* **Exercise details**: Pick out the lines below that include the string "cours".
START Dataset excerpts
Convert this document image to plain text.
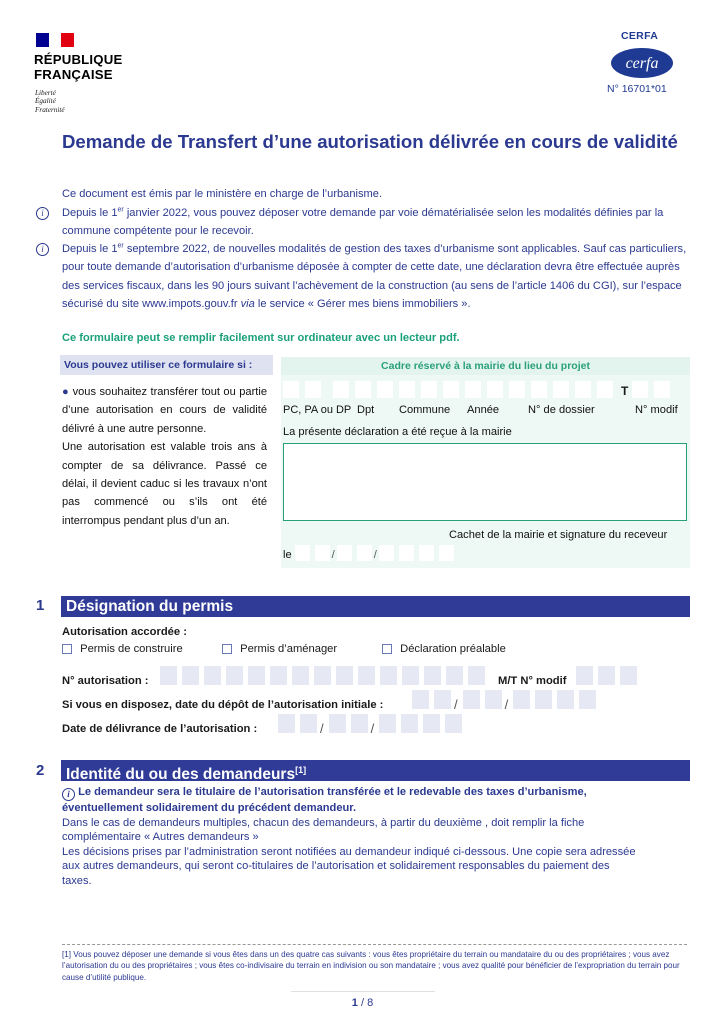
RÉPUBLIQUE
FRANÇAISE
Liberté
Égalité
Fraternité
CERFA
cerfa
N° 16701*01
Demande de Transfert d’une autorisation délivrée en cours de validité
Ce document est émis par le ministère en charge de l’urbanisme.
i	Depuis le 1er janvier 2022, vous pouvez déposer votre demande par voie dématérialisée selon les modalités définies par la commune compétente pour le recevoir.
i	Depuis le 1er septembre 2022, de nouvelles modalités de gestion des taxes d’urbanisme sont applicables. Sauf cas particuliers, pour toute demande d’autorisation d’urbanisme déposée à compter de cette date, une déclaration devra être effectuée auprès des services fiscaux, dans les 90 jours suivant l’achèvement de la construction (au sens de l’article 1406 du CGI), sur l’espace sécurisé du site www.impots.gouv.fr via le service « Gérer mes biens immobiliers ».
Ce formulaire peut se remplir facilement sur ordinateur avec un lecteur pdf.
Vous pouvez utiliser ce formulaire si :
● vous souhaitez transférer tout ou partie d’une autorisation en cours de validité délivré à une autre personne.
Une autorisation est valable trois ans à compter de sa délivrance. Passé ce délai, il devient caduc si les travaux n’ont pas commencé ou s’ils ont été interrompus pendant plus d’un an.
Cadre réservé à la mairie du lieu du projet
T
PC, PA ou DP Dpt Commune Année	N° de dossier	N° modif
La présente déclaration a été reçue à la mairie
Cachet de la mairie et signature du receveur
le	/	/
1	Désignation du permis
Autorisation accordée :
Permis de construire	Permis d’aménager	Déclaration préalable
N° autorisation :	M/T N° modif
Si vous en disposez, date du dépôt de l’autorisation initiale :	/	/
Date de délivrance de l’autorisation :	/	/
2	Identité du ou des demandeurs[1]
i Le demandeur sera le titulaire de l’autorisation transférée et le redevable des taxes d’urbanisme, éventuellement solidairement du précédent demandeur.
Dans le cas de demandeurs multiples, chacun des demandeurs, à partir du deuxième , doit remplir la fiche complémentaire « Autres demandeurs »
Les décisions prises par l’administration seront notifiées au demandeur indiqué ci-dessous. Une copie sera adressée aux autres demandeurs, qui seront co-titulaires de l’autorisation et solidairement responsables du paiement des taxes.
[1] Vous pouvez déposer une demande si vous êtes dans un des quatre cas suivants : vous êtes propriétaire du terrain ou mandataire du ou des propriétaires ; vous avez l’autorisation du ou des propriétaires ; vous êtes co-indivisaire du terrain en indivision ou son mandataire ; vous avez qualité pour bénéficier de l’expropriation du terrain pour cause d’utilité publique.
1 / 8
END Dataset excerpts
* **Complete output**:
Demande de Transfert d’une autorisation délivrée en cours de validité
● vous souhaitez transférer tout ou partie d’une autorisation en cours de validité délivré à une autre personne.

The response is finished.